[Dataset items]
#####

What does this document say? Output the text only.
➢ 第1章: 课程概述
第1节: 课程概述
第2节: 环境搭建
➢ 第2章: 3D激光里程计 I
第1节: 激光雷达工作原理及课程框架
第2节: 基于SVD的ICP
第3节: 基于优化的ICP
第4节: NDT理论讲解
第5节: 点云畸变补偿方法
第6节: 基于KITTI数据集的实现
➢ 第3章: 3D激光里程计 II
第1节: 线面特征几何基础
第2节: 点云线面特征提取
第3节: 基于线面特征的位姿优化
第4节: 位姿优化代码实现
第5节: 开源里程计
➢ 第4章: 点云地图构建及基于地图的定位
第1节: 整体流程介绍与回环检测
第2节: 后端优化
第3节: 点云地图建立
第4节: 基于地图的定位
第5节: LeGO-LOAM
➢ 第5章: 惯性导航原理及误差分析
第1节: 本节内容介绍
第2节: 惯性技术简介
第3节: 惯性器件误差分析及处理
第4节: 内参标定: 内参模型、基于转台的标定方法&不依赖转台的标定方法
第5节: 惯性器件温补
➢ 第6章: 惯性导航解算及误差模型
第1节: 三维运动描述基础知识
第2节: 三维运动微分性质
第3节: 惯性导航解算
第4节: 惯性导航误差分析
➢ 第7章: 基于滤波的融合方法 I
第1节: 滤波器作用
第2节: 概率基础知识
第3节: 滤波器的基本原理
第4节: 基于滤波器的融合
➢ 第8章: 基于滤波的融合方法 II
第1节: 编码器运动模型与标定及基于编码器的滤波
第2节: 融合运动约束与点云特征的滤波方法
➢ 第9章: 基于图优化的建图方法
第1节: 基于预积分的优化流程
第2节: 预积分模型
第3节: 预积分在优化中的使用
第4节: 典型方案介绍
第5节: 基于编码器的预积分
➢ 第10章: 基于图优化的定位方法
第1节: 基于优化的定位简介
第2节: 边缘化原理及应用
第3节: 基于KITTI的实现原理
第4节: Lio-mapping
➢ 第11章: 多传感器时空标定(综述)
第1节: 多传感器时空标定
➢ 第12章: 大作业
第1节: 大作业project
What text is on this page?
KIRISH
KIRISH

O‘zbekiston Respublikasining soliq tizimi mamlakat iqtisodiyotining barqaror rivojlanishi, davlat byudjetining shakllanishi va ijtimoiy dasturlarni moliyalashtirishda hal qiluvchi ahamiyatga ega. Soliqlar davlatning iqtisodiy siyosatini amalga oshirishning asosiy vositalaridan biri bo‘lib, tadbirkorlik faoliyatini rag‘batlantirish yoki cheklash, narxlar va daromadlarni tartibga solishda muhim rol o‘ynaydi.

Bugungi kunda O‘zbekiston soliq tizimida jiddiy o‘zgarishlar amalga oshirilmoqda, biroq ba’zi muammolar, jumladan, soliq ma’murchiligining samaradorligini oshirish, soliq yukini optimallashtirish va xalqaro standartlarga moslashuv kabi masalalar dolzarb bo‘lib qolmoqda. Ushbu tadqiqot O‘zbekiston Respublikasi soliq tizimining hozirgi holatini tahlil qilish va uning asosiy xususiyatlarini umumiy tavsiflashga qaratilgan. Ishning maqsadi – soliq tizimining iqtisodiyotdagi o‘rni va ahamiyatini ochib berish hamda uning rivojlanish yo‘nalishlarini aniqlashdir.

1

#####

**Stated goal**
The word "amalga" may appear on some lines. Report how many lines hold it, giving the number alone.

**Written response**
2